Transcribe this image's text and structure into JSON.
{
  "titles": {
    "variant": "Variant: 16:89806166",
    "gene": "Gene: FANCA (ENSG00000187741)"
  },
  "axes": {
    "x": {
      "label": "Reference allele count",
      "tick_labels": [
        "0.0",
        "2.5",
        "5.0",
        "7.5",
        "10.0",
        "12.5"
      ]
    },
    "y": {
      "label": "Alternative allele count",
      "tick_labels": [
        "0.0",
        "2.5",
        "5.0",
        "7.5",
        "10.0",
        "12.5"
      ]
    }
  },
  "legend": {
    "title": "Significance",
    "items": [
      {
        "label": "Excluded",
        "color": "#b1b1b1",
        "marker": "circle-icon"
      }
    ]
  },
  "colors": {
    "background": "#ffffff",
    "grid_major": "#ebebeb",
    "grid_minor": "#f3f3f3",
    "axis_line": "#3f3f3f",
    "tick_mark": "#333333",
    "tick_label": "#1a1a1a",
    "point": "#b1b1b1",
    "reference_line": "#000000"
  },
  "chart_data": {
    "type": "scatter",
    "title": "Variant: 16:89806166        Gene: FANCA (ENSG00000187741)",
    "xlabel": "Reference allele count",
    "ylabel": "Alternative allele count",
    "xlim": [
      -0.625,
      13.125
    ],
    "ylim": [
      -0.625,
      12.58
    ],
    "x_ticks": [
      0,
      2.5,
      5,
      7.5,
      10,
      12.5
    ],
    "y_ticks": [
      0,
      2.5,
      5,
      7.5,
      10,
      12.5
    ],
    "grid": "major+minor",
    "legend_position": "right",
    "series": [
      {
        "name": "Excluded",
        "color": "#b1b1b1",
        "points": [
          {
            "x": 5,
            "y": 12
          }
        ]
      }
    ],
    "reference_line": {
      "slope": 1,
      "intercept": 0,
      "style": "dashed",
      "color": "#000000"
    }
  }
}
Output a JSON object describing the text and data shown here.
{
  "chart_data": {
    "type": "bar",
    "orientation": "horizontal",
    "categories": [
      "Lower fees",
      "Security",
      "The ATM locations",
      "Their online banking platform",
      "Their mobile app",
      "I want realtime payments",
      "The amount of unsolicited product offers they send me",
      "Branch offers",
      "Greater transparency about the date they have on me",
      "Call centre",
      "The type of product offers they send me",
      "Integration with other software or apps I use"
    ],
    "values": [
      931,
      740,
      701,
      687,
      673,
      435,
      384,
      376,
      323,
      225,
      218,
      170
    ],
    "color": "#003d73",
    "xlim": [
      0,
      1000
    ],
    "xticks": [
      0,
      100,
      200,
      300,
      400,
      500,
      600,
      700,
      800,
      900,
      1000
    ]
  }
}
☆ ☆ ☆ ☆ ☆
WHAT TO WORK ON: Restate all of the entries above precisely.

ANSWER TO THIS PROBLEM:
Transcribe this image's text and structure into JSON.
{
  "titles": {
    "variant": "Variant: 16:89806166",
    "gene": "Gene: FANCA (ENSG00000187741)"
  },
  "axes": {
    "x": {
      "label": "Reference allele count",
      "tick_labels": [
        "0.0",
        "2.5",
        "5.0",
        "7.5",
        "10.0",
        "12.5"
      ]
    },
    "y": {
      "label": "Alternative allele count",
      "tick_labels": [
        "0.0",
        "2.5",
        "5.0",
        "7.5",
        "10.0",
        "12.5"
      ]
    }
  },
  "legend": {
    "title": "Significance",
    "items": [
      {
        "label": "Excluded",
        "color": "#b1b1b1",
        "marker": "circle-icon"
      }
    ]
  },
  "colors": {
    "background": "#ffffff",
    "grid_major": "#ebebeb",
    "grid_minor": "#f3f3f3",
    "axis_line": "#3f3f3f",
    "tick_mark": "#333333",
    "tick_label": "#1a1a1a",
    "point": "#b1b1b1",
    "reference_line": "#000000"
  },
  "chart_data": {
    "type": "scatter",
    "title": "Variant: 16:89806166        Gene: FANCA (ENSG00000187741)",
    "xlabel": "Reference allele count",
    "ylabel": "Alternative allele count",
    "xlim": [
      -0.625,
      13.125
    ],
    "ylim": [
      -0.625,
      12.58
    ],
    "x_ticks": [
      0,
      2.5,
      5,
      7.5,
      10,
      12.5
    ],
    "y_ticks": [
      0,
      2.5,
      5,
      7.5,
      10,
      12.5
    ],
    "grid": "major+minor",
    "legend_position": "right",
    "series": [
      {
        "name": "Excluded",
        "color": "#b1b1b1",
        "points": [
          {
            "x": 5,
            "y": 12
          }
        ]
      }
    ],
    "reference_line": {
      "slope": 1,
      "intercept": 0,
      "style": "dashed",
      "color": "#000000"
    }
  }
}
Output a JSON object describing the text and data shown here.
{
  "chart_data": {
    "type": "bar",
    "orientation": "horizontal",
    "categories": [
      "Lower fees",
      "Security",
      "The ATM locations",
      "Their online banking platform",
      "Their mobile app",
      "I want realtime payments",
      "The amount of unsolicited product offers they send me",
      "Branch offers",
      "Greater transparency about the date they have on me",
      "Call centre",
      "The type of product offers they send me",
      "Integration with other software or apps I use"
    ],
    "values": [
      931,
      740,
      701,
      687,
      673,
      435,
      384,
      376,
      323,
      225,
      218,
      170
    ],
    "color": "#003d73",
    "xlim": [
      0,
      1000
    ],
    "xticks": [
      0,
      100,
      200,
      300,
      400,
      500,
      600,
      700,
      800,
      900,
      1000
    ]
  }
}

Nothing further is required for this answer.